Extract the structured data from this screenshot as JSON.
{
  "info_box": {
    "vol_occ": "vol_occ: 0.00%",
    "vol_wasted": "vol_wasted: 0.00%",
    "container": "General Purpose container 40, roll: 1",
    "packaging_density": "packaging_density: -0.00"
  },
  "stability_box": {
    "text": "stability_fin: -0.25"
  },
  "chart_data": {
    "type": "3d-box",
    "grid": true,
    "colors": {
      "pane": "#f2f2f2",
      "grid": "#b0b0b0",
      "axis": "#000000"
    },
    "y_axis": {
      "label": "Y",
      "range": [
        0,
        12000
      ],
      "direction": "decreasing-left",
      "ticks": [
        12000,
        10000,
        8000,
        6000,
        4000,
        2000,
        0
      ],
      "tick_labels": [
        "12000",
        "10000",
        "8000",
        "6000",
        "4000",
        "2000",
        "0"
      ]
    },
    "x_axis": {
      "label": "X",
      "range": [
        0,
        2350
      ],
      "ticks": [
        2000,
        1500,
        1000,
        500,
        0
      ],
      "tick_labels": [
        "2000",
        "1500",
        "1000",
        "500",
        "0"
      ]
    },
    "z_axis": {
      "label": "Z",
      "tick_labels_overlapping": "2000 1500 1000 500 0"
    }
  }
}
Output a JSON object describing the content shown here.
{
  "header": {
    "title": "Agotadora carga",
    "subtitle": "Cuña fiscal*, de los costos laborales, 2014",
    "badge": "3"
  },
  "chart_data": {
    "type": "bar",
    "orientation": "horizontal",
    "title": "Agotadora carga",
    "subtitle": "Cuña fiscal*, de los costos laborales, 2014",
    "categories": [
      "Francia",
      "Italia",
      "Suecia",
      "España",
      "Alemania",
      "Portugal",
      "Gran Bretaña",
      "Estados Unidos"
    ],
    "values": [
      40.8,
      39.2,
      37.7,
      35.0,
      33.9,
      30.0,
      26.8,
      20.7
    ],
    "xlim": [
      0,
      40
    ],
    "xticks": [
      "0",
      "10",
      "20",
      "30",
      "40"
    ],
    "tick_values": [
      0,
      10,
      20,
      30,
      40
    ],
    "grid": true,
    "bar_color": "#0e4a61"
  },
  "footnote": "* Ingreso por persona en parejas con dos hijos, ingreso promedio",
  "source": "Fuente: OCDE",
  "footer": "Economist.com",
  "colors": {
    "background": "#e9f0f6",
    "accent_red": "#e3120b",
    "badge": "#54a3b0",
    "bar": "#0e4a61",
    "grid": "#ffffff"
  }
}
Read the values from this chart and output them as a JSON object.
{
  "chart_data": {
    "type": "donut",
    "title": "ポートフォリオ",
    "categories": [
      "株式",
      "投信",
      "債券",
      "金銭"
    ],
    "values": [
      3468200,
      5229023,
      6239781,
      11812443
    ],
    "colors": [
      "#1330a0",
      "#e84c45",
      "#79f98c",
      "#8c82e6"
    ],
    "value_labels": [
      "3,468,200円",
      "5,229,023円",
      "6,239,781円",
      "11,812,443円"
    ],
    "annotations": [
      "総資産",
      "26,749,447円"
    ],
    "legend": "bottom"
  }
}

•••

▶ _PROBLEM DETAILS_
Report how many lines contain "from". Give nothing but the number.

▶ _THE RESPONSE_
2